▶ **Short exercise**:
In the data below, find each line containing the string "Premiums" and return it.

══ The input ══

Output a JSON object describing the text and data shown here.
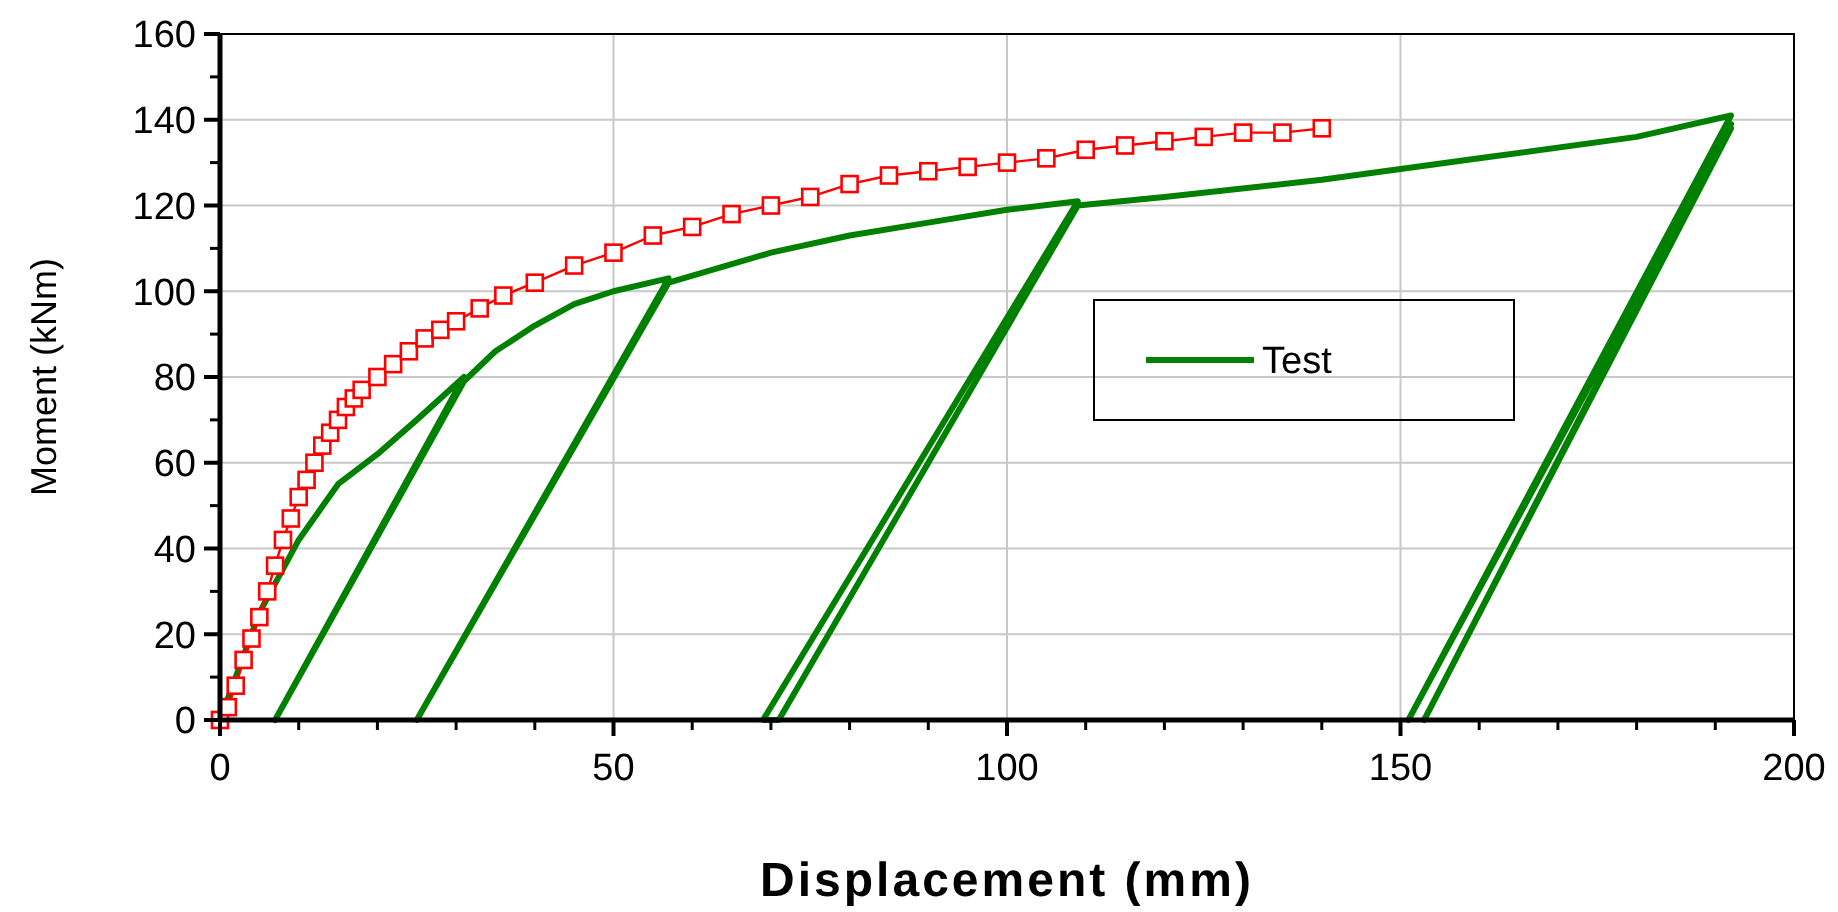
{
  "chart_data": {
    "type": "line",
    "xlabel": "Displacement (mm)",
    "ylabel": "Moment (kNm)",
    "xlim": [
      0,
      200
    ],
    "ylim": [
      0,
      160
    ],
    "xticks": [
      0,
      50,
      100,
      150,
      200
    ],
    "yticks": [
      0,
      20,
      40,
      60,
      80,
      100,
      120,
      140,
      160
    ],
    "grid": true,
    "legend": "right",
    "series": [
      {
        "name": "Test",
        "color": "#008000",
        "marker": "none",
        "x": [
          0,
          5,
          10,
          15,
          20,
          25,
          31,
          7,
          31,
          35,
          40,
          45,
          50,
          57,
          25,
          57,
          70,
          80,
          90,
          100,
          109,
          69,
          71,
          109,
          120,
          140,
          160,
          180,
          192,
          151,
          192,
          153,
          192
        ],
        "values": [
          0,
          25,
          42,
          55,
          62,
          70,
          80,
          0,
          79,
          86,
          92,
          97,
          100,
          103,
          0,
          102,
          109,
          113,
          116,
          119,
          121,
          0,
          0,
          120,
          122,
          126,
          131,
          136,
          141,
          0,
          139,
          0,
          138
        ]
      },
      {
        "color": "#ff0000",
        "marker": "square",
        "x": [
          0,
          1,
          2,
          3,
          4,
          5,
          6,
          7,
          8,
          9,
          10,
          11,
          12,
          13,
          14,
          15,
          16,
          17,
          18,
          20,
          22,
          24,
          26,
          28,
          30,
          33,
          36,
          40,
          45,
          50,
          55,
          60,
          65,
          70,
          75,
          80,
          85,
          90,
          95,
          100,
          105,
          110,
          115,
          120,
          125,
          130,
          135,
          140
        ],
        "values": [
          0,
          3,
          8,
          14,
          19,
          24,
          30,
          36,
          42,
          47,
          52,
          56,
          60,
          64,
          67,
          70,
          73,
          75,
          77,
          80,
          83,
          86,
          89,
          91,
          93,
          96,
          99,
          102,
          106,
          109,
          113,
          115,
          118,
          120,
          122,
          125,
          127,
          128,
          129,
          130,
          131,
          133,
          134,
          135,
          136,
          137,
          137,
          138
        ]
      }
    ]
  }
}
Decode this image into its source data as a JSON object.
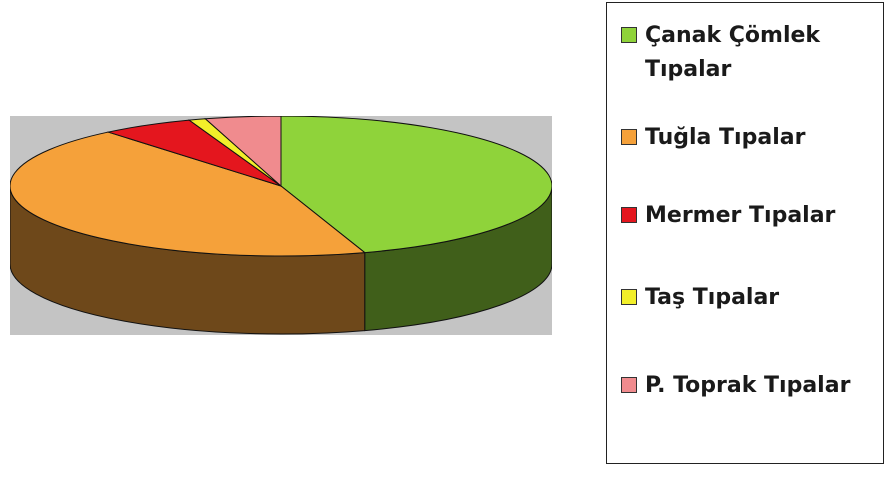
{
  "chart_data": {
    "type": "pie",
    "style": "3d",
    "categories": [
      "Çanak Çömlek Tıpalar",
      "Tuğla Tıpalar",
      "Mermer Tıpalar",
      "Taş Tıpalar",
      "P. Toprak Tıpalar"
    ],
    "values": [
      45,
      44,
      5.5,
      1,
      4.5
    ],
    "colors": [
      "#8fd33a",
      "#f5a13a",
      "#e4161e",
      "#f2ef2a",
      "#f08b8e"
    ],
    "legend_position": "right"
  },
  "legend": {
    "items": [
      {
        "label": "Çanak Çömlek\nTıpalar",
        "color": "#8fd33a"
      },
      {
        "label": "Tuğla Tıpalar",
        "color": "#f5a13a"
      },
      {
        "label": "Mermer Tıpalar",
        "color": "#e4161e"
      },
      {
        "label": "Taş Tıpalar",
        "color": "#f2ef2a"
      },
      {
        "label": "P. Toprak Tıpalar",
        "color": "#f08b8e"
      }
    ]
  }
}
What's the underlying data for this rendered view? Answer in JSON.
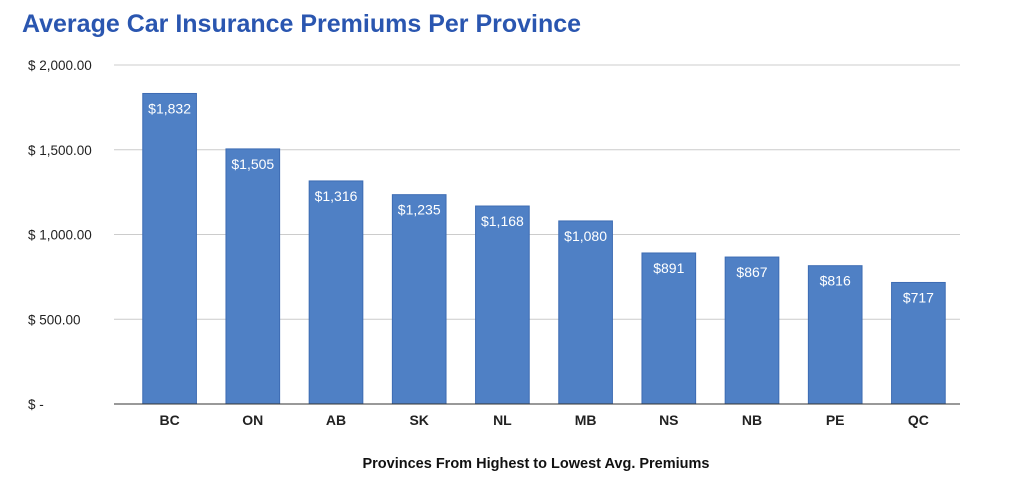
{
  "chart_data": {
    "type": "bar",
    "title": "Average Car Insurance Premiums Per Province",
    "xlabel": "Provinces From Highest to Lowest Avg. Premiums",
    "ylabel": "",
    "categories": [
      "BC",
      "ON",
      "AB",
      "SK",
      "NL",
      "MB",
      "NS",
      "NB",
      "PE",
      "QC"
    ],
    "values": [
      1832,
      1505,
      1316,
      1235,
      1168,
      1080,
      891,
      867,
      816,
      717
    ],
    "data_labels": [
      "$1,832",
      "$1,505",
      "$1,316",
      "$1,235",
      "$1,168",
      "$1,080",
      "$891",
      "$867",
      "$816",
      "$717"
    ],
    "ylim": [
      0,
      2000
    ],
    "yticks": [
      0,
      500,
      1000,
      1500,
      2000
    ],
    "ytick_labels": [
      "$ -",
      "$ 500.00",
      "$ 1,000.00",
      "$ 1,500.00",
      "$ 2,000.00"
    ],
    "grid": true,
    "legend": "none",
    "colors": {
      "bar": "#4f80c5",
      "bar_edge": "#3d6cb3",
      "title": "#2a56b0",
      "grid": "#cccccc"
    }
  }
}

═══

▶ **The completed task**:
    "title": "Average Car Insurance Premiums Per Province",
    "xlabel": "Provinces From Highest to Lowest Avg. Premiums",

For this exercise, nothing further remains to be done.